** begin MATERIAL TO PROCESS **
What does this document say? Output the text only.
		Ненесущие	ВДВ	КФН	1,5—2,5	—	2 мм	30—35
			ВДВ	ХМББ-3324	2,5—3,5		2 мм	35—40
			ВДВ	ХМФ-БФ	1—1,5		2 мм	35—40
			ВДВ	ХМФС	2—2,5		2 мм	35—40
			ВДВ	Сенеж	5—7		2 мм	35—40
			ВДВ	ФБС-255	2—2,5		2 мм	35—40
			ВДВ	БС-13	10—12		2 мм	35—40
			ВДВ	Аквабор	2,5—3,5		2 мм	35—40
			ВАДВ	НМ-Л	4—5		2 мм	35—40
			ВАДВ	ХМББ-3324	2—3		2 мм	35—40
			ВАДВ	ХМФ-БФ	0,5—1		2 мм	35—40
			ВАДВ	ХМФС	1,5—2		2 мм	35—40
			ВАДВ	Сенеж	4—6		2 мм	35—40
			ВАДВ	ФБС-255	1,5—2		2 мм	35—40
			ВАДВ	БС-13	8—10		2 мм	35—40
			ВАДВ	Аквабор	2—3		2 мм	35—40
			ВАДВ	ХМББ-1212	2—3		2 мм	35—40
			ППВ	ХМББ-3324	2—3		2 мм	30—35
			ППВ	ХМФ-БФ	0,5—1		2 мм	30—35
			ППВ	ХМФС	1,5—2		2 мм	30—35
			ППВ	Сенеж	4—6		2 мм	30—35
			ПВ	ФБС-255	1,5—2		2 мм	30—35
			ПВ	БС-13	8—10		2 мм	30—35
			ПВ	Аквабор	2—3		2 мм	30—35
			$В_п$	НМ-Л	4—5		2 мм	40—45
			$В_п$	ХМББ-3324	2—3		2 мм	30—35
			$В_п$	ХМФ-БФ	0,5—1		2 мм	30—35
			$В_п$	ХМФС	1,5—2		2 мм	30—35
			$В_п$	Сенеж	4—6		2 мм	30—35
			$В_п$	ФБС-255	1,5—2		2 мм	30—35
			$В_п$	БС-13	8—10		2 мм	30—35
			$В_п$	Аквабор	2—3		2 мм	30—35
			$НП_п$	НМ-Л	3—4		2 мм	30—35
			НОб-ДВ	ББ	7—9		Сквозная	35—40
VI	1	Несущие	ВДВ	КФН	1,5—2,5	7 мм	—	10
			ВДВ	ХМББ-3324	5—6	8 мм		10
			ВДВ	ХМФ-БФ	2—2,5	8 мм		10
** end MATERIAL TO PROCESS **
Return the entries above exactly as they appear.

What does this document say? Output the text only.
		Ненесущие	ВДВ	КФН	1,5—2,5	—	2 мм	30—35
			ВДВ	ХМББ-3324	2,5—3,5		2 мм	35—40
			ВДВ	ХМФ-БФ	1—1,5		2 мм	35—40
			ВДВ	ХМФС	2—2,5		2 мм	35—40
			ВДВ	Сенеж	5—7		2 мм	35—40
			ВДВ	ФБС-255	2—2,5		2 мм	35—40
			ВДВ	БС-13	10—12		2 мм	35—40
			ВДВ	Аквабор	2,5—3,5		2 мм	35—40
			ВАДВ	НМ-Л	4—5		2 мм	35—40
			ВАДВ	ХМББ-3324	2—3		2 мм	35—40
			ВАДВ	ХМФ-БФ	0,5—1		2 мм	35—40
			ВАДВ	ХМФС	1,5—2		2 мм	35—40
			ВАДВ	Сенеж	4—6		2 мм	35—40
			ВАДВ	ФБС-255	1,5—2		2 мм	35—40
			ВАДВ	БС-13	8—10		2 мм	35—40
			ВАДВ	Аквабор	2—3		2 мм	35—40
			ВАДВ	ХМББ-1212	2—3		2 мм	35—40
			ППВ	ХМББ-3324	2—3		2 мм	30—35
			ППВ	ХМФ-БФ	0,5—1		2 мм	30—35
			ППВ	ХМФС	1,5—2		2 мм	30—35
			ППВ	Сенеж	4—6		2 мм	30—35
			ПВ	ФБС-255	1,5—2		2 мм	30—35
			ПВ	БС-13	8—10		2 мм	30—35
			ПВ	Аквабор	2—3		2 мм	30—35
			$В_п$	НМ-Л	4—5		2 мм	40—45
			$В_п$	ХМББ-3324	2—3		2 мм	30—35
			$В_п$	ХМФ-БФ	0,5—1		2 мм	30—35
			$В_п$	ХМФС	1,5—2		2 мм	30—35
			$В_п$	Сенеж	4—6		2 мм	30—35
			$В_п$	ФБС-255	1,5—2		2 мм	30—35
			$В_п$	БС-13	8—10		2 мм	30—35
			$В_п$	Аквабор	2—3		2 мм	30—35
			$НП_п$	НМ-Л	3—4		2 мм	30—35
			НОб-ДВ	ББ	7—9		Сквозная	35—40
VI	1	Несущие	ВДВ	КФН	1,5—2,5	7 мм	—	10
			ВДВ	ХМББ-3324	5—6	8 мм		10
			ВДВ	ХМФ-БФ	2—2,5	8 мм		10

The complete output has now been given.